Aim of the exercise |
Copy every item below word for word, leaving out the pictures.

Entries shown |

=-=-=

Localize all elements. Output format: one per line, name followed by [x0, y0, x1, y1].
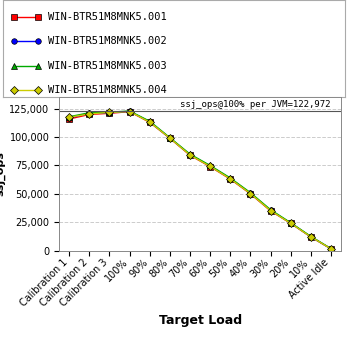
X-axis label: Target Load: Target Load	[159, 314, 242, 327]
Text: WIN-BTR51M8MNK5.001: WIN-BTR51M8MNK5.001	[48, 12, 167, 22]
Text: WIN-BTR51M8MNK5.004: WIN-BTR51M8MNK5.004	[48, 85, 167, 95]
Text: WIN-BTR51M8MNK5.003: WIN-BTR51M8MNK5.003	[48, 61, 167, 71]
Y-axis label: ssj_ops: ssj_ops	[0, 152, 5, 196]
Text: WIN-BTR51M8MNK5.002: WIN-BTR51M8MNK5.002	[48, 37, 167, 46]
Text: ssj_ops@100% per JVM=122,972: ssj_ops@100% per JVM=122,972	[181, 100, 331, 109]
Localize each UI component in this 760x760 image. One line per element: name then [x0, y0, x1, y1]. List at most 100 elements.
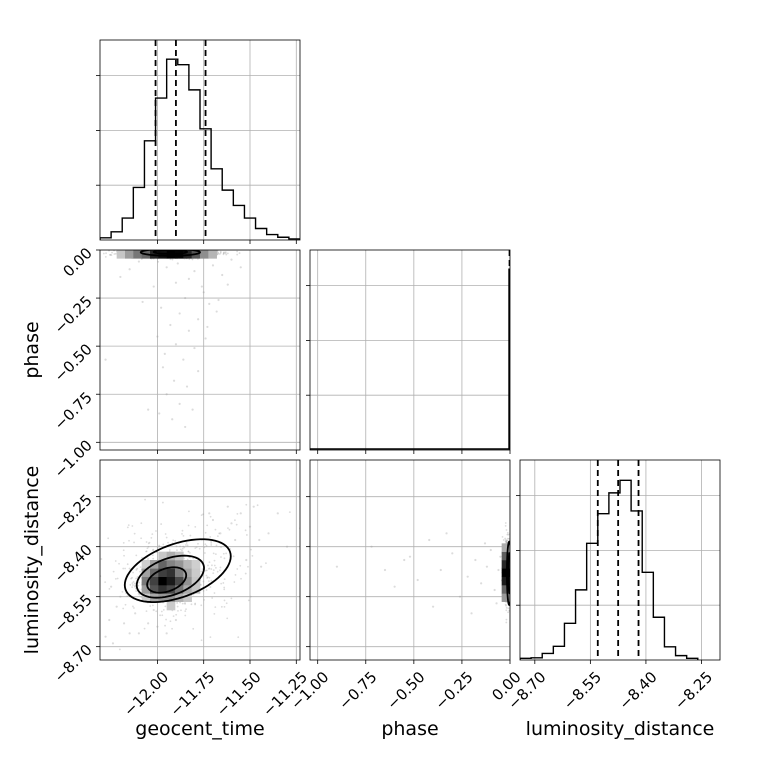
density-cell: [141, 576, 151, 586]
sample-point: [236, 250, 239, 253]
y-tick-label-phase: −0.25: [51, 292, 96, 337]
sample-point: [141, 247, 143, 249]
sample-point: [172, 615, 175, 618]
sample-point: [141, 300, 144, 304]
sample-point: [511, 569, 513, 571]
sample-point: [223, 599, 226, 602]
sample-point: [211, 264, 215, 267]
density-cell: [150, 568, 159, 577]
density-cell: [125, 250, 134, 259]
sample-point: [511, 531, 513, 533]
x-tick-label-geocent_time: −11.75: [166, 668, 218, 720]
sample-point: [150, 536, 153, 539]
sample-point: [451, 552, 454, 555]
sample-point: [493, 588, 496, 592]
sample-point: [512, 582, 514, 584]
sample-point: [172, 539, 175, 542]
sample-point: [185, 385, 189, 388]
sample-point: [155, 247, 157, 249]
sample-point: [245, 534, 248, 536]
sample-point: [220, 605, 223, 608]
sample-point: [508, 609, 510, 612]
sample-point: [239, 564, 242, 567]
sample-point: [511, 552, 513, 554]
sample-point: [512, 567, 514, 569]
sample-point: [512, 560, 514, 562]
sample-point: [169, 620, 172, 623]
sample-point: [483, 542, 487, 545]
sample-point: [174, 247, 176, 249]
sample-point: [163, 352, 166, 355]
sample-point: [177, 609, 179, 612]
sample-point: [149, 605, 152, 607]
sample-point: [116, 577, 119, 580]
sample-point: [512, 566, 514, 568]
sample-point: [188, 556, 191, 559]
sample-point: [191, 248, 193, 250]
sample-point: [512, 561, 514, 563]
sample-point: [160, 610, 163, 613]
sample-point: [192, 557, 195, 560]
sample-point: [138, 248, 140, 250]
sample-point: [186, 544, 189, 547]
sample-point: [513, 566, 515, 568]
sample-point: [140, 248, 142, 250]
sample-point: [244, 572, 247, 575]
sample-point: [511, 575, 513, 577]
sample-point: [169, 323, 172, 327]
sample-point: [202, 291, 205, 294]
sample-point: [513, 598, 515, 600]
sample-point: [510, 594, 512, 596]
sample-point: [511, 575, 513, 577]
density-cell: [191, 585, 201, 594]
sample-point: [135, 568, 138, 571]
density-cell: [183, 560, 192, 569]
sample-point: [511, 579, 513, 581]
sample-point: [110, 254, 113, 257]
sample-point: [512, 568, 514, 570]
y-tick-label-luminosity_distance: −8.25: [51, 491, 96, 536]
sample-point: [197, 542, 199, 545]
sample-point: [122, 549, 125, 552]
sample-point: [145, 541, 148, 543]
density-cell: [166, 576, 176, 586]
sample-point: [176, 549, 178, 551]
sample-point: [511, 606, 513, 608]
sample-point: [187, 550, 190, 553]
sample-point: [250, 548, 252, 551]
sample-point: [227, 527, 229, 530]
sample-point: [190, 603, 193, 606]
sample-point: [393, 585, 396, 588]
sample-point: [236, 512, 239, 515]
sample-point: [245, 503, 248, 506]
sample-point: [156, 625, 159, 628]
panel-frame: [519, 459, 721, 661]
sample-point: [171, 248, 173, 250]
sample-point: [104, 581, 107, 584]
sample-point: [128, 539, 130, 542]
sample-point: [370, 545, 373, 548]
sample-point: [182, 545, 185, 548]
sample-point: [216, 253, 219, 256]
sample-point: [131, 525, 134, 527]
sample-point: [145, 247, 147, 249]
sample-point: [219, 251, 222, 254]
sample-point: [108, 587, 111, 590]
sample-point: [512, 543, 514, 545]
sample-point: [184, 296, 187, 300]
sample-point: [222, 253, 225, 256]
sample-point: [208, 576, 211, 579]
sample-point: [185, 608, 187, 611]
sample-point: [195, 546, 198, 549]
sample-point: [510, 572, 512, 574]
sample-point: [128, 268, 131, 271]
sample-point: [184, 602, 186, 605]
density-cell: [141, 560, 151, 569]
sample-point: [505, 604, 508, 607]
sample-point: [204, 531, 207, 534]
sample-point: [511, 609, 513, 611]
sample-point: [187, 247, 189, 249]
sample-point: [132, 584, 134, 586]
density-cell: [175, 560, 184, 569]
density-cell: [166, 585, 176, 594]
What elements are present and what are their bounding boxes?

=-=-=

The output |
Localize all elements. Output format: one per line, name followed by [x0, y0, x1, y1].
X-axis label: Target Load: Target Load	[159, 314, 242, 327]
Text: WIN-BTR51M8MNK5.001: WIN-BTR51M8MNK5.001	[48, 12, 167, 22]
Text: WIN-BTR51M8MNK5.004: WIN-BTR51M8MNK5.004	[48, 85, 167, 95]
Text: WIN-BTR51M8MNK5.003: WIN-BTR51M8MNK5.003	[48, 61, 167, 71]
Y-axis label: ssj_ops: ssj_ops	[0, 152, 5, 196]
Text: WIN-BTR51M8MNK5.002: WIN-BTR51M8MNK5.002	[48, 37, 167, 46]
Text: ssj_ops@100% per JVM=122,972: ssj_ops@100% per JVM=122,972	[181, 100, 331, 109]
Localize each UI component in this 760x760 image. One line per element: name then [x0, y0, x1, y1]. List at most 100 elements.
density-cell: [141, 576, 151, 586]
sample-point: [236, 250, 239, 253]
y-tick-label-phase: −0.25: [51, 292, 96, 337]
sample-point: [141, 247, 143, 249]
sample-point: [172, 615, 175, 618]
sample-point: [141, 300, 144, 304]
sample-point: [511, 569, 513, 571]
sample-point: [223, 599, 226, 602]
sample-point: [211, 264, 215, 267]
density-cell: [150, 568, 159, 577]
density-cell: [125, 250, 134, 259]
sample-point: [511, 531, 513, 533]
x-tick-label-geocent_time: −11.75: [166, 668, 218, 720]
sample-point: [150, 536, 153, 539]
sample-point: [451, 552, 454, 555]
sample-point: [493, 588, 496, 592]
sample-point: [512, 582, 514, 584]
sample-point: [172, 539, 175, 542]
sample-point: [185, 385, 189, 388]
sample-point: [155, 247, 157, 249]
sample-point: [245, 534, 248, 536]
sample-point: [220, 605, 223, 608]
sample-point: [508, 609, 510, 612]
sample-point: [239, 564, 242, 567]
sample-point: [511, 552, 513, 554]
sample-point: [512, 567, 514, 569]
sample-point: [512, 560, 514, 562]
sample-point: [169, 620, 172, 623]
sample-point: [483, 542, 487, 545]
sample-point: [174, 247, 176, 249]
sample-point: [163, 352, 166, 355]
sample-point: [177, 609, 179, 612]
sample-point: [149, 605, 152, 607]
sample-point: [116, 577, 119, 580]
sample-point: [512, 566, 514, 568]
sample-point: [188, 556, 191, 559]
sample-point: [191, 248, 193, 250]
sample-point: [512, 561, 514, 563]
sample-point: [160, 610, 163, 613]
sample-point: [192, 557, 195, 560]
sample-point: [138, 248, 140, 250]
sample-point: [186, 544, 189, 547]
sample-point: [513, 566, 515, 568]
sample-point: [140, 248, 142, 250]
sample-point: [244, 572, 247, 575]
sample-point: [511, 575, 513, 577]
sample-point: [169, 323, 172, 327]
sample-point: [202, 291, 205, 294]
sample-point: [513, 598, 515, 600]
sample-point: [510, 594, 512, 596]
sample-point: [511, 575, 513, 577]
density-cell: [191, 585, 201, 594]
sample-point: [135, 568, 138, 571]
density-cell: [183, 560, 192, 569]
sample-point: [511, 579, 513, 581]
sample-point: [110, 254, 113, 257]
sample-point: [512, 568, 514, 570]
y-tick-label-luminosity_distance: −8.25: [51, 491, 96, 536]
sample-point: [197, 542, 199, 545]
sample-point: [122, 549, 125, 552]
sample-point: [145, 541, 148, 543]
density-cell: [166, 576, 176, 586]
sample-point: [176, 549, 178, 551]
sample-point: [511, 606, 513, 608]
sample-point: [187, 550, 190, 553]
sample-point: [250, 548, 252, 551]
sample-point: [227, 527, 229, 530]
sample-point: [190, 603, 193, 606]
sample-point: [393, 585, 396, 588]
sample-point: [236, 512, 239, 515]
sample-point: [245, 503, 248, 506]
sample-point: [156, 625, 159, 628]
panel-frame: [519, 459, 721, 661]
sample-point: [171, 248, 173, 250]
sample-point: [104, 581, 107, 584]
sample-point: [128, 539, 130, 542]
sample-point: [370, 545, 373, 548]
sample-point: [182, 545, 185, 548]
sample-point: [216, 253, 219, 256]
sample-point: [131, 525, 134, 527]
sample-point: [145, 247, 147, 249]
sample-point: [219, 251, 222, 254]
sample-point: [108, 587, 111, 590]
sample-point: [512, 543, 514, 545]
sample-point: [184, 296, 187, 300]
sample-point: [222, 253, 225, 256]
sample-point: [208, 576, 211, 579]
sample-point: [185, 608, 187, 611]
sample-point: [195, 546, 198, 549]
sample-point: [510, 572, 512, 574]
sample-point: [128, 268, 131, 271]
sample-point: [184, 602, 186, 605]
density-cell: [141, 560, 151, 569]
sample-point: [505, 604, 508, 607]
sample-point: [204, 531, 207, 534]
sample-point: [511, 609, 513, 611]
sample-point: [187, 247, 189, 249]
sample-point: [132, 584, 134, 586]
density-cell: [175, 560, 184, 569]
density-cell: [166, 585, 176, 594]
What elements are present and what are their bounding boxes?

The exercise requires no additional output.